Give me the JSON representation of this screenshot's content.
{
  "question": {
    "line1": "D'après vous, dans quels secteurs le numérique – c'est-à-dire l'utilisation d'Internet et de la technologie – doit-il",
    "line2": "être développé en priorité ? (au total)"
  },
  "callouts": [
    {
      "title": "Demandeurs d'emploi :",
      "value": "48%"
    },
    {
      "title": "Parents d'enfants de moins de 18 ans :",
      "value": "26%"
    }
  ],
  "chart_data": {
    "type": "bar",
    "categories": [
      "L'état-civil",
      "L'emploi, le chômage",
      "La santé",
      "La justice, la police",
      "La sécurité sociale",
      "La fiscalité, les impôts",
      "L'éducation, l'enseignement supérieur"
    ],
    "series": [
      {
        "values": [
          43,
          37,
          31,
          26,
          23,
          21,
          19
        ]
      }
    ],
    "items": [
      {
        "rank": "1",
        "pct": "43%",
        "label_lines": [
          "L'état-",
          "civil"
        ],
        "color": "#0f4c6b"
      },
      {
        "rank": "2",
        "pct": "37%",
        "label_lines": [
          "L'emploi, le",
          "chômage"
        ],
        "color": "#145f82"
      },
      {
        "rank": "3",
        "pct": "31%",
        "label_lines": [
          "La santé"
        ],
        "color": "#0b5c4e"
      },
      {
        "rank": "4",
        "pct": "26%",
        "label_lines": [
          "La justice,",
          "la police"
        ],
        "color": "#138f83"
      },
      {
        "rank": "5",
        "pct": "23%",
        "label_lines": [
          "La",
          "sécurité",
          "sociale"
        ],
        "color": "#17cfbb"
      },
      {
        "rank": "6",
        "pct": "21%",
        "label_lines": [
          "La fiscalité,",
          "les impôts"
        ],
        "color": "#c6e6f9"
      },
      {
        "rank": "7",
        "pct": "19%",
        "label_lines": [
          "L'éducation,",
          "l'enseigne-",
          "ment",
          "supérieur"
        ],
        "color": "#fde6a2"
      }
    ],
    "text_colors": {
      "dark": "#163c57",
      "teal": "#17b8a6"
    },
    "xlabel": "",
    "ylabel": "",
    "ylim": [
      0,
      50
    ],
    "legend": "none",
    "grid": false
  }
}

Stated goal
Extract all of the material exactly as it is written.

Exercise result
Give me the JSON representation of this screenshot's content.
{
  "question": {
    "line1": "D'après vous, dans quels secteurs le numérique – c'est-à-dire l'utilisation d'Internet et de la technologie – doit-il",
    "line2": "être développé en priorité ? (au total)"
  },
  "callouts": [
    {
      "title": "Demandeurs d'emploi :",
      "value": "48%"
    },
    {
      "title": "Parents d'enfants de moins de 18 ans :",
      "value": "26%"
    }
  ],
  "chart_data": {
    "type": "bar",
    "categories": [
      "L'état-civil",
      "L'emploi, le chômage",
      "La santé",
      "La justice, la police",
      "La sécurité sociale",
      "La fiscalité, les impôts",
      "L'éducation, l'enseignement supérieur"
    ],
    "series": [
      {
        "values": [
          43,
          37,
          31,
          26,
          23,
          21,
          19
        ]
      }
    ],
    "items": [
      {
        "rank": "1",
        "pct": "43%",
        "label_lines": [
          "L'état-",
          "civil"
        ],
        "color": "#0f4c6b"
      },
      {
        "rank": "2",
        "pct": "37%",
        "label_lines": [
          "L'emploi, le",
          "chômage"
        ],
        "color": "#145f82"
      },
      {
        "rank": "3",
        "pct": "31%",
        "label_lines": [
          "La santé"
        ],
        "color": "#0b5c4e"
      },
      {
        "rank": "4",
        "pct": "26%",
        "label_lines": [
          "La justice,",
          "la police"
        ],
        "color": "#138f83"
      },
      {
        "rank": "5",
        "pct": "23%",
        "label_lines": [
          "La",
          "sécurité",
          "sociale"
        ],
        "color": "#17cfbb"
      },
      {
        "rank": "6",
        "pct": "21%",
        "label_lines": [
          "La fiscalité,",
          "les impôts"
        ],
        "color": "#c6e6f9"
      },
      {
        "rank": "7",
        "pct": "19%",
        "label_lines": [
          "L'éducation,",
          "l'enseigne-",
          "ment",
          "supérieur"
        ],
        "color": "#fde6a2"
      }
    ],
    "text_colors": {
      "dark": "#163c57",
      "teal": "#17b8a6"
    },
    "xlabel": "",
    "ylabel": "",
    "ylim": [
      0,
      50
    ],
    "legend": "none",
    "grid": false
  }
}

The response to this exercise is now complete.